--- TASK TO COMPLETE ---
Extract the rows below exactly as they appear, from the first row through the row containing "y-tick-label: 3200: [43, 197, 89, 218]", including both, and nothing else.

--- MATERIAL SHOWN ---

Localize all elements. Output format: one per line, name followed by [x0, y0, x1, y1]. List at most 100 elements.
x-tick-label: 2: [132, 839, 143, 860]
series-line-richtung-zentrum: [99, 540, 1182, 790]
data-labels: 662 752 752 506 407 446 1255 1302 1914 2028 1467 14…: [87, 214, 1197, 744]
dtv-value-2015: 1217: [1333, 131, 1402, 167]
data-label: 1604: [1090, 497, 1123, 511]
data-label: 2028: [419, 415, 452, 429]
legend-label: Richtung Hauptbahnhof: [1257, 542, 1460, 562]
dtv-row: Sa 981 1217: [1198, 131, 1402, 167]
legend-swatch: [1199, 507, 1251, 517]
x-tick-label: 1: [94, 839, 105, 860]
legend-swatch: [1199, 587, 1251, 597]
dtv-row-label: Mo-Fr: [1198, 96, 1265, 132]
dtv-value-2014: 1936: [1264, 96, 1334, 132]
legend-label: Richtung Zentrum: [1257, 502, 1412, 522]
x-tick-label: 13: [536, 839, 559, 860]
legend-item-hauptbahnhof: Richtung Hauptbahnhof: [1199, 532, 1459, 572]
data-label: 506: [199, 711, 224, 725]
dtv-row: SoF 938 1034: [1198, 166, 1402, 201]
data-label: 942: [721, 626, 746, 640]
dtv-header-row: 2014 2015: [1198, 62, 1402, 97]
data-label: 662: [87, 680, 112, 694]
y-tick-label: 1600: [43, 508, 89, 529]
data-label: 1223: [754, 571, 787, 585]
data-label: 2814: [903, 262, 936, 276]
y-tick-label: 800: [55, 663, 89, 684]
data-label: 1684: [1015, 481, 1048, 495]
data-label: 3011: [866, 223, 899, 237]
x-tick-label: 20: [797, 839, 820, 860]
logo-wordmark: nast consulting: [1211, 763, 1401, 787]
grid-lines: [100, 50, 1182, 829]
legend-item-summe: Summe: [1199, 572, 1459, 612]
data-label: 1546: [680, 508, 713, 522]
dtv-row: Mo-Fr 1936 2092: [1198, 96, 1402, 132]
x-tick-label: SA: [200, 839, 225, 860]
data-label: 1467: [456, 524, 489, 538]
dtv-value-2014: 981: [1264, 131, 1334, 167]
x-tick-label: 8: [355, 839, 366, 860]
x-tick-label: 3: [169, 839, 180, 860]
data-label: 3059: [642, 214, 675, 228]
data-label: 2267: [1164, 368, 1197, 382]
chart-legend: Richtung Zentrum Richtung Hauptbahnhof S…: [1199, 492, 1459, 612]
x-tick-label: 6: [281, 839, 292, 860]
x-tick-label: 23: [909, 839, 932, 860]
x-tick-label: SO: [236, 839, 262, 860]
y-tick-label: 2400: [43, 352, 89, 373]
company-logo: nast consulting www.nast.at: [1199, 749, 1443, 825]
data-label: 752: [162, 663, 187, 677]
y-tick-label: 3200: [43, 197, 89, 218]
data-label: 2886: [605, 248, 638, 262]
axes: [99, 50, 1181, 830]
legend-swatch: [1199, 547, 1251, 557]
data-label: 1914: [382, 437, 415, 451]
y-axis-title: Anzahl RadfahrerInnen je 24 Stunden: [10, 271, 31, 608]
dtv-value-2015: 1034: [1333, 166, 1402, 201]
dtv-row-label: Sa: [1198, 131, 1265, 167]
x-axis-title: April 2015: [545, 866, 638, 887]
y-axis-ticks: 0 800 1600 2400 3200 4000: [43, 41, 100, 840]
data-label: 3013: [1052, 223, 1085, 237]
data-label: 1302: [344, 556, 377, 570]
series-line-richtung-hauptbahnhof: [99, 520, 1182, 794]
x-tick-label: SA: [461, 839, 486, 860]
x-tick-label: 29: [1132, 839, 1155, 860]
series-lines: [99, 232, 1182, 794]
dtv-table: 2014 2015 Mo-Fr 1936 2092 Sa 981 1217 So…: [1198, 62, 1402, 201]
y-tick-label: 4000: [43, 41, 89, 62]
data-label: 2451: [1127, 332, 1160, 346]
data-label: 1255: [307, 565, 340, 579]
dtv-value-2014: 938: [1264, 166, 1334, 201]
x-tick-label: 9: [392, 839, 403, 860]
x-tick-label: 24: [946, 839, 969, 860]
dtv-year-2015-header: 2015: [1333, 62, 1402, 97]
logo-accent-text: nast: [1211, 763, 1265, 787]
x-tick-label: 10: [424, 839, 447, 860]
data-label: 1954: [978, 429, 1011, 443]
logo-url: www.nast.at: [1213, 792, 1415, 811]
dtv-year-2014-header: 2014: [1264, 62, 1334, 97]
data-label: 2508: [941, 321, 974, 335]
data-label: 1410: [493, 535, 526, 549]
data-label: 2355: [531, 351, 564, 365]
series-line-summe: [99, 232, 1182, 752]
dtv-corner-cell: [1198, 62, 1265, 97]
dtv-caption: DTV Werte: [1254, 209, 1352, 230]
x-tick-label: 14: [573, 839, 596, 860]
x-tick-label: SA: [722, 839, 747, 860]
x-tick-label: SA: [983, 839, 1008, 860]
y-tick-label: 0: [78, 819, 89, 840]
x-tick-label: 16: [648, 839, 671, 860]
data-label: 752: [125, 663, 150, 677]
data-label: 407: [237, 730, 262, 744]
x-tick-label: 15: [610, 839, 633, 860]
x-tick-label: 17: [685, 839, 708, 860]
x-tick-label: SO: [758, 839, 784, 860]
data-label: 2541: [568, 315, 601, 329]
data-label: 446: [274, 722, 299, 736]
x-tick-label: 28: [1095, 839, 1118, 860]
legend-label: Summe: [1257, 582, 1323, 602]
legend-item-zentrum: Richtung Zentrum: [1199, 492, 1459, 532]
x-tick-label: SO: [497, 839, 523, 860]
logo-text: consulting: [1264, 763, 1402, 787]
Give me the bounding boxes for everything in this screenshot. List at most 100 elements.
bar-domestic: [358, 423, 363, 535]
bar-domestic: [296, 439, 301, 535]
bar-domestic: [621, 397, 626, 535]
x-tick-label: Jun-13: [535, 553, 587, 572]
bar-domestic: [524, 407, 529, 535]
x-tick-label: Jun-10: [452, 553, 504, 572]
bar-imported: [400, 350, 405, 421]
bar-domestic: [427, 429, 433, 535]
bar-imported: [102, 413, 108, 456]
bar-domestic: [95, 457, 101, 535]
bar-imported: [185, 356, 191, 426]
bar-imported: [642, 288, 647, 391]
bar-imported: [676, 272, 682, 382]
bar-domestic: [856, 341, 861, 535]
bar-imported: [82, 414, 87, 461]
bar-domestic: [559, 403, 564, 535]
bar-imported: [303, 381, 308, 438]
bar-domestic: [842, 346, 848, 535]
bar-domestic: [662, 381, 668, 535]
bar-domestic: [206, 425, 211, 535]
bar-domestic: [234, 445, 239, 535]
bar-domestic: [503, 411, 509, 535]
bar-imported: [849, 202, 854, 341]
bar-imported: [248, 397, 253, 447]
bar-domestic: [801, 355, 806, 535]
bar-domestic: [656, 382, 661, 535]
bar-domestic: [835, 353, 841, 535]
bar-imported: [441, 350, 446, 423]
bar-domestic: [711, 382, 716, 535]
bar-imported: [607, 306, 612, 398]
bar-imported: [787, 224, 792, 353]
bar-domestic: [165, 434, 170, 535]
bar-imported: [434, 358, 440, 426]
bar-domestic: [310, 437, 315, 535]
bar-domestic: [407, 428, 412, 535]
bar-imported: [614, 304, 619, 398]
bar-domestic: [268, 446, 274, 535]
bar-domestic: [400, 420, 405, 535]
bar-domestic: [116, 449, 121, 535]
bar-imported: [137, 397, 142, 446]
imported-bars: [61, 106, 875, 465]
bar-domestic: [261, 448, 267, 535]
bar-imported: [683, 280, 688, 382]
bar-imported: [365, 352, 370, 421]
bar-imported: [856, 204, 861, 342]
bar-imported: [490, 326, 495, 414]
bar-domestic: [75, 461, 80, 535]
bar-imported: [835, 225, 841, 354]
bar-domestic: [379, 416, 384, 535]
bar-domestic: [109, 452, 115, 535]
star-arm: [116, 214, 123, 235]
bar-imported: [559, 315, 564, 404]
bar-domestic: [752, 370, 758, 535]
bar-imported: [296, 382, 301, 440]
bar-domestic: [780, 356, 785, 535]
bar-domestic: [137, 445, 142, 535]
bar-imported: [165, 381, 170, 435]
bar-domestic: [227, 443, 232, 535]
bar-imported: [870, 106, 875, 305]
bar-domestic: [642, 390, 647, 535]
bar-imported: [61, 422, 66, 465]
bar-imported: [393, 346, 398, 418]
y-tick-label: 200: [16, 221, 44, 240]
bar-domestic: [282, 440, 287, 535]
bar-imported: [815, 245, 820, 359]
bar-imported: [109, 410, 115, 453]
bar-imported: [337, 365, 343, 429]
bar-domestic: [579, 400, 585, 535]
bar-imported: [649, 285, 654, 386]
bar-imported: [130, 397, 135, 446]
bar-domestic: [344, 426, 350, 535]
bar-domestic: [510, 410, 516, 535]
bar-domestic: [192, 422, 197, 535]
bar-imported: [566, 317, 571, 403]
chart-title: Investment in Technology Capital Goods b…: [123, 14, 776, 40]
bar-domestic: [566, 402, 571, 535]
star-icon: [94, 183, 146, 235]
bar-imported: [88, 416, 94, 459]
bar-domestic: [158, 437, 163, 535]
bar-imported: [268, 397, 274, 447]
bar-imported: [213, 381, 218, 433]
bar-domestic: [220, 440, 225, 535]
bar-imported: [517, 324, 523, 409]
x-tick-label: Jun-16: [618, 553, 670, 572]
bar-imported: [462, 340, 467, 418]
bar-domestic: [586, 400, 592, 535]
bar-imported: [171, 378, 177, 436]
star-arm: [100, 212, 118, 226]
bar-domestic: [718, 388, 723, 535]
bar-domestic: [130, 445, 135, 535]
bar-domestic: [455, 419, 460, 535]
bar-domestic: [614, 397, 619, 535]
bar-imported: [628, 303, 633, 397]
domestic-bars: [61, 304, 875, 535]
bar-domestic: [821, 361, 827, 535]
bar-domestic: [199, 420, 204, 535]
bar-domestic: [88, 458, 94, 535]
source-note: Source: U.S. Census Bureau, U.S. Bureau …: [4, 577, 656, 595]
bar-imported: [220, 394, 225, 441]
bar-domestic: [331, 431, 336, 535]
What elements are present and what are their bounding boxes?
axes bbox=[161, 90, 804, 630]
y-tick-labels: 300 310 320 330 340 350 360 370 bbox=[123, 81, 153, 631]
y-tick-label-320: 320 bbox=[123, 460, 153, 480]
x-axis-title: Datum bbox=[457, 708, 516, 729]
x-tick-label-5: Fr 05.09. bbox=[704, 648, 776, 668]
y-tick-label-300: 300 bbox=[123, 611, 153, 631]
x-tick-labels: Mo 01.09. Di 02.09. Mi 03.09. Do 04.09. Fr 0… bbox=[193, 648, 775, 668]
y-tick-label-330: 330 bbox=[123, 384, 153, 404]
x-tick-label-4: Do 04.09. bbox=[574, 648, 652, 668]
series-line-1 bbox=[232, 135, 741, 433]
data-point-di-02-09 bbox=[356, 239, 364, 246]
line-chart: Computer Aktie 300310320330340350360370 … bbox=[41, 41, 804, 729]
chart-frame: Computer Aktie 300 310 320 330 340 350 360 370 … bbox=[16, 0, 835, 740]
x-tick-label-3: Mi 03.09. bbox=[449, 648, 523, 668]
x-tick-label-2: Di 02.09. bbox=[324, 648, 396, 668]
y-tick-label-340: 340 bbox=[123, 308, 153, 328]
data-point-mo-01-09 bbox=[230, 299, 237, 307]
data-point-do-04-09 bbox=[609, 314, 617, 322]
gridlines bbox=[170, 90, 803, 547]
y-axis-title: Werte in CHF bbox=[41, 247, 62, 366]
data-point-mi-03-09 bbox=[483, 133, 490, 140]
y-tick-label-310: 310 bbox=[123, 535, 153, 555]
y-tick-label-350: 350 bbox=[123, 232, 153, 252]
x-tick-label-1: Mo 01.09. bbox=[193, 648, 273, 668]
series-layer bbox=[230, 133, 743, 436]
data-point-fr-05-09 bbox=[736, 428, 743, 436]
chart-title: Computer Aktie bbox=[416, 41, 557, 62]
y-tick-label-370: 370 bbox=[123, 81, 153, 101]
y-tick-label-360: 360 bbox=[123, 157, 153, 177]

--- ANSWER TO THIS EXERCISE ---
Localize all elements. Output format: one per line, name followed by [x0, y0, x1, y1]. List at most 100 elements.
x-tick-label: 2: [132, 839, 143, 860]
series-line-richtung-zentrum: [99, 540, 1182, 790]
data-labels: 662 752 752 506 407 446 1255 1302 1914 2028 1467 14…: [87, 214, 1197, 744]
dtv-value-2015: 1217: [1333, 131, 1402, 167]
data-label: 1604: [1090, 497, 1123, 511]
data-label: 2028: [419, 415, 452, 429]
legend-label: Richtung Hauptbahnhof: [1257, 542, 1460, 562]
dtv-row: Sa 981 1217: [1198, 131, 1402, 167]
legend-swatch: [1199, 507, 1251, 517]
x-tick-label: 1: [94, 839, 105, 860]
legend-swatch: [1199, 587, 1251, 597]
dtv-row-label: Mo-Fr: [1198, 96, 1265, 132]
dtv-value-2014: 1936: [1264, 96, 1334, 132]
legend-label: Richtung Zentrum: [1257, 502, 1412, 522]
x-tick-label: 13: [536, 839, 559, 860]
legend-item-hauptbahnhof: Richtung Hauptbahnhof: [1199, 532, 1459, 572]
data-label: 506: [199, 711, 224, 725]
dtv-row: SoF 938 1034: [1198, 166, 1402, 201]
data-label: 942: [721, 626, 746, 640]
dtv-header-row: 2014 2015: [1198, 62, 1402, 97]
data-label: 662: [87, 680, 112, 694]
y-tick-label: 1600: [43, 508, 89, 529]
data-label: 1223: [754, 571, 787, 585]
data-label: 2814: [903, 262, 936, 276]
y-tick-label: 800: [55, 663, 89, 684]
data-label: 1684: [1015, 481, 1048, 495]
data-label: 3011: [866, 223, 899, 237]
x-tick-label: 20: [797, 839, 820, 860]
logo-wordmark: nast consulting: [1211, 763, 1401, 787]
grid-lines: [100, 50, 1182, 829]
legend-item-summe: Summe: [1199, 572, 1459, 612]
data-label: 1546: [680, 508, 713, 522]
dtv-row: Mo-Fr 1936 2092: [1198, 96, 1402, 132]
x-tick-label: SA: [200, 839, 225, 860]
data-label: 1467: [456, 524, 489, 538]
dtv-value-2014: 981: [1264, 131, 1334, 167]
x-tick-label: 8: [355, 839, 366, 860]
x-tick-label: 3: [169, 839, 180, 860]
data-label: 3059: [642, 214, 675, 228]
data-label: 2267: [1164, 368, 1197, 382]
chart-legend: Richtung Zentrum Richtung Hauptbahnhof S…: [1199, 492, 1459, 612]
x-tick-label: 6: [281, 839, 292, 860]
x-tick-label: 23: [909, 839, 932, 860]
x-tick-label: SO: [236, 839, 262, 860]
y-tick-label: 2400: [43, 352, 89, 373]
company-logo: nast consulting www.nast.at: [1199, 749, 1443, 825]
data-label: 752: [162, 663, 187, 677]
y-tick-label: 3200: [43, 197, 89, 218]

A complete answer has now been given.